Each line that holds the string "title" counts once; say how many such lines there are and add nothing.

═══ Records supplied ═══

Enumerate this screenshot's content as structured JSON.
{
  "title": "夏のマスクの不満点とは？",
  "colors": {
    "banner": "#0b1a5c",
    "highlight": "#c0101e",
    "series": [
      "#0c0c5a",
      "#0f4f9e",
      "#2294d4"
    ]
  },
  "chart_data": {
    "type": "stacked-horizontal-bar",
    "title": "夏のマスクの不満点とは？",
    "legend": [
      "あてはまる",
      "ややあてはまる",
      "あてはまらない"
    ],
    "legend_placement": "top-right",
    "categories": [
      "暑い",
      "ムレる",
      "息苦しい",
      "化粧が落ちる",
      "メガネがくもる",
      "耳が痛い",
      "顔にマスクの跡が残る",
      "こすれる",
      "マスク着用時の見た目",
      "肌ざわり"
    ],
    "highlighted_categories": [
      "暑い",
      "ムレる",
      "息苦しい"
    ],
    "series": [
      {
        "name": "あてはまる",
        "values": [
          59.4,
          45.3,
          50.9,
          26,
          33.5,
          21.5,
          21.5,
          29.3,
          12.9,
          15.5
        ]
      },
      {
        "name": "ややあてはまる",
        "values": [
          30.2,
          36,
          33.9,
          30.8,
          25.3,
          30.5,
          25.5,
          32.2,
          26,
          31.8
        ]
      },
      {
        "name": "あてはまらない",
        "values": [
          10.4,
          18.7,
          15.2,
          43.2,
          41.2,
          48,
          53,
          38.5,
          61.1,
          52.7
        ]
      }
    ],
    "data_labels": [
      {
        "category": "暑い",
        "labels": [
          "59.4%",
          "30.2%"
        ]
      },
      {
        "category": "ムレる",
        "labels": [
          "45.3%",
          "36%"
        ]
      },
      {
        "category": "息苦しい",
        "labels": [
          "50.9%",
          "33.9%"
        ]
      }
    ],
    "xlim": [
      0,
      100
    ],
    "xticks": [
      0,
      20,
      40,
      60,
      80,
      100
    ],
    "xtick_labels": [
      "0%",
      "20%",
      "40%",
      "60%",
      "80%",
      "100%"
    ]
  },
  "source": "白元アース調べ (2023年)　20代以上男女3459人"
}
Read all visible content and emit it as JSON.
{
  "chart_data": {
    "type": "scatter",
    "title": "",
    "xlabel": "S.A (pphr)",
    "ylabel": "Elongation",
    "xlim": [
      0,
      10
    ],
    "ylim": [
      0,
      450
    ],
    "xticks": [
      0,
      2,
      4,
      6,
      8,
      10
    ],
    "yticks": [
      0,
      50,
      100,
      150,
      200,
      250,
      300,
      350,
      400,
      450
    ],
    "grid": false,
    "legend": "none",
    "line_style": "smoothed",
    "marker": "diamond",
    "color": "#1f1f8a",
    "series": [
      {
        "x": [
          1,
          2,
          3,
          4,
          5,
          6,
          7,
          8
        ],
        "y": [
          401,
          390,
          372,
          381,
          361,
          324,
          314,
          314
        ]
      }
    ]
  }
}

═══

Task output: 3